EXERCISE:
Pictures stay out of your copy, but everything else in the records below must be repeated exactly.
## start EXERCISE DATA
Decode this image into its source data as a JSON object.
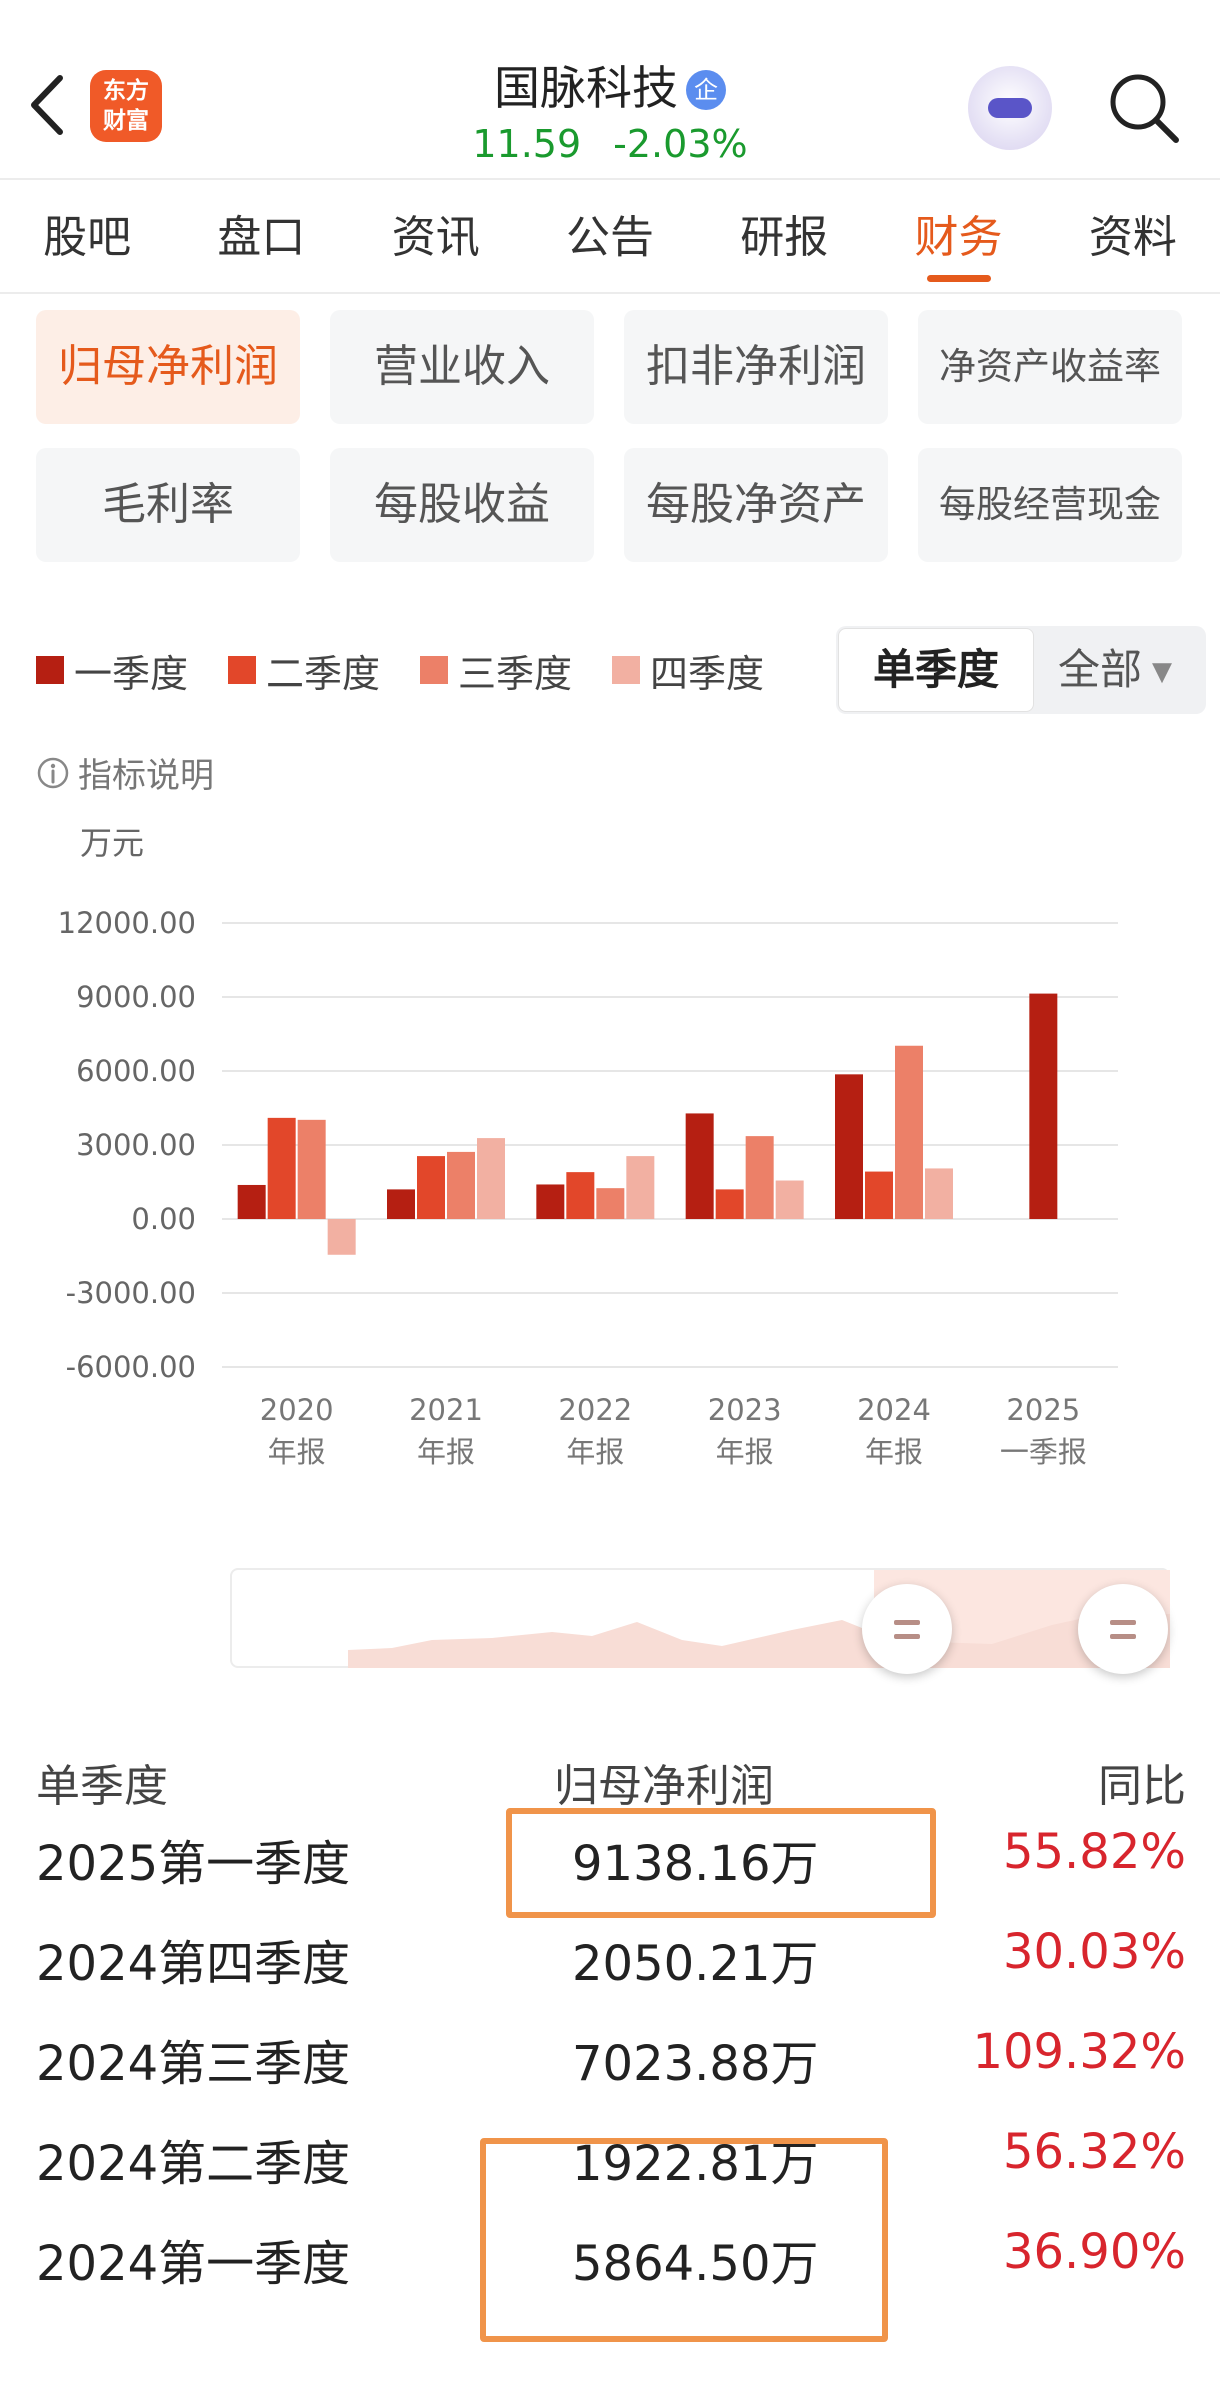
{
  "header": {
    "logo_line1": "东方",
    "logo_line2": "财富",
    "stock_name": "国脉科技",
    "badge": "企",
    "price": "11.59",
    "change": "-2.03%",
    "colors": {
      "brand": "#f05a28",
      "down": "#1a9a2e"
    }
  },
  "tabs": [
    {
      "label": "股吧"
    },
    {
      "label": "盘口"
    },
    {
      "label": "资讯"
    },
    {
      "label": "公告"
    },
    {
      "label": "研报"
    },
    {
      "label": "财务",
      "active": true
    },
    {
      "label": "资料"
    }
  ],
  "metrics": [
    {
      "label": "归母净利润",
      "active": true
    },
    {
      "label": "营业收入"
    },
    {
      "label": "扣非净利润"
    },
    {
      "label": "净资产收益率"
    },
    {
      "label": "毛利率"
    },
    {
      "label": "每股收益"
    },
    {
      "label": "每股净资产"
    },
    {
      "label": "每股经营现金"
    }
  ],
  "legend": [
    {
      "label": "一季度",
      "color": "#b51f12"
    },
    {
      "label": "二季度",
      "color": "#e2472a"
    },
    {
      "label": "三季度",
      "color": "#ec8068"
    },
    {
      "label": "四季度",
      "color": "#f2b0a2"
    }
  ],
  "period_toggle": {
    "single": "单季度",
    "all": "全部",
    "caret": "▼"
  },
  "info_label": "指标说明",
  "chart_data": {
    "type": "bar",
    "ylabel": "万元",
    "ylim": [
      -6000,
      12000
    ],
    "yticks": [
      12000,
      9000,
      6000,
      3000,
      0,
      -3000,
      -6000
    ],
    "ytick_labels": [
      "12000.00",
      "9000.00",
      "6000.00",
      "3000.00",
      "0.00",
      "-3000.00",
      "-6000.00"
    ],
    "categories": [
      "2020",
      "2021",
      "2022",
      "2023",
      "2024",
      "2025"
    ],
    "category_sublabels": [
      "年报",
      "年报",
      "年报",
      "年报",
      "年报",
      "一季报"
    ],
    "grid": true,
    "series": [
      {
        "name": "一季度",
        "values": [
          1380,
          1200,
          1400,
          4280,
          5864.5,
          9138.16
        ]
      },
      {
        "name": "二季度",
        "values": [
          4100,
          2550,
          1900,
          1200,
          1922.81,
          null
        ]
      },
      {
        "name": "三季度",
        "values": [
          4020,
          2720,
          1250,
          3360,
          7023.88,
          null
        ]
      },
      {
        "name": "四季度",
        "values": [
          -1450,
          3280,
          2550,
          1560,
          2050.21,
          null
        ]
      }
    ]
  },
  "table": {
    "headers": [
      "单季度",
      "归母净利润",
      "同比"
    ],
    "rows": [
      {
        "period": "2025第一季度",
        "value": "9138.16万",
        "yoy": "55.82%"
      },
      {
        "period": "2024第四季度",
        "value": "2050.21万",
        "yoy": "30.03%"
      },
      {
        "period": "2024第三季度",
        "value": "7023.88万",
        "yoy": "109.32%"
      },
      {
        "period": "2024第二季度",
        "value": "1922.81万",
        "yoy": "56.32%"
      },
      {
        "period": "2024第一季度",
        "value": "5864.50万",
        "yoy": "36.90%"
      }
    ],
    "yoy_color": "#d8252d"
  }
}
## end EXERCISE DATA
SOLUTION FOR THIS TASK:
Decode this image into its source data as a JSON object.
{
  "header": {
    "logo_line1": "东方",
    "logo_line2": "财富",
    "stock_name": "国脉科技",
    "badge": "企",
    "price": "11.59",
    "change": "-2.03%",
    "colors": {
      "brand": "#f05a28",
      "down": "#1a9a2e"
    }
  },
  "tabs": [
    {
      "label": "股吧"
    },
    {
      "label": "盘口"
    },
    {
      "label": "资讯"
    },
    {
      "label": "公告"
    },
    {
      "label": "研报"
    },
    {
      "label": "财务",
      "active": true
    },
    {
      "label": "资料"
    }
  ],
  "metrics": [
    {
      "label": "归母净利润",
      "active": true
    },
    {
      "label": "营业收入"
    },
    {
      "label": "扣非净利润"
    },
    {
      "label": "净资产收益率"
    },
    {
      "label": "毛利率"
    },
    {
      "label": "每股收益"
    },
    {
      "label": "每股净资产"
    },
    {
      "label": "每股经营现金"
    }
  ],
  "legend": [
    {
      "label": "一季度",
      "color": "#b51f12"
    },
    {
      "label": "二季度",
      "color": "#e2472a"
    },
    {
      "label": "三季度",
      "color": "#ec8068"
    },
    {
      "label": "四季度",
      "color": "#f2b0a2"
    }
  ],
  "period_toggle": {
    "single": "单季度",
    "all": "全部",
    "caret": "▼"
  },
  "info_label": "指标说明",
  "chart_data": {
    "type": "bar",
    "ylabel": "万元",
    "ylim": [
      -6000,
      12000
    ],
    "yticks": [
      12000,
      9000,
      6000,
      3000,
      0,
      -3000,
      -6000
    ],
    "ytick_labels": [
      "12000.00",
      "9000.00",
      "6000.00",
      "3000.00",
      "0.00",
      "-3000.00",
      "-6000.00"
    ],
    "categories": [
      "2020",
      "2021",
      "2022",
      "2023",
      "2024",
      "2025"
    ],
    "category_sublabels": [
      "年报",
      "年报",
      "年报",
      "年报",
      "年报",
      "一季报"
    ],
    "grid": true,
    "series": [
      {
        "name": "一季度",
        "values": [
          1380,
          1200,
          1400,
          4280,
          5864.5,
          9138.16
        ]
      },
      {
        "name": "二季度",
        "values": [
          4100,
          2550,
          1900,
          1200,
          1922.81,
          null
        ]
      },
      {
        "name": "三季度",
        "values": [
          4020,
          2720,
          1250,
          3360,
          7023.88,
          null
        ]
      },
      {
        "name": "四季度",
        "values": [
          -1450,
          3280,
          2550,
          1560,
          2050.21,
          null
        ]
      }
    ]
  },
  "table": {
    "headers": [
      "单季度",
      "归母净利润",
      "同比"
    ],
    "rows": [
      {
        "period": "2025第一季度",
        "value": "9138.16万",
        "yoy": "55.82%"
      },
      {
        "period": "2024第四季度",
        "value": "2050.21万",
        "yoy": "30.03%"
      },
      {
        "period": "2024第三季度",
        "value": "7023.88万",
        "yoy": "109.32%"
      },
      {
        "period": "2024第二季度",
        "value": "1922.81万",
        "yoy": "56.32%"
      },
      {
        "period": "2024第一季度",
        "value": "5864.50万",
        "yoy": "36.90%"
      }
    ],
    "yoy_color": "#d8252d"
  }
}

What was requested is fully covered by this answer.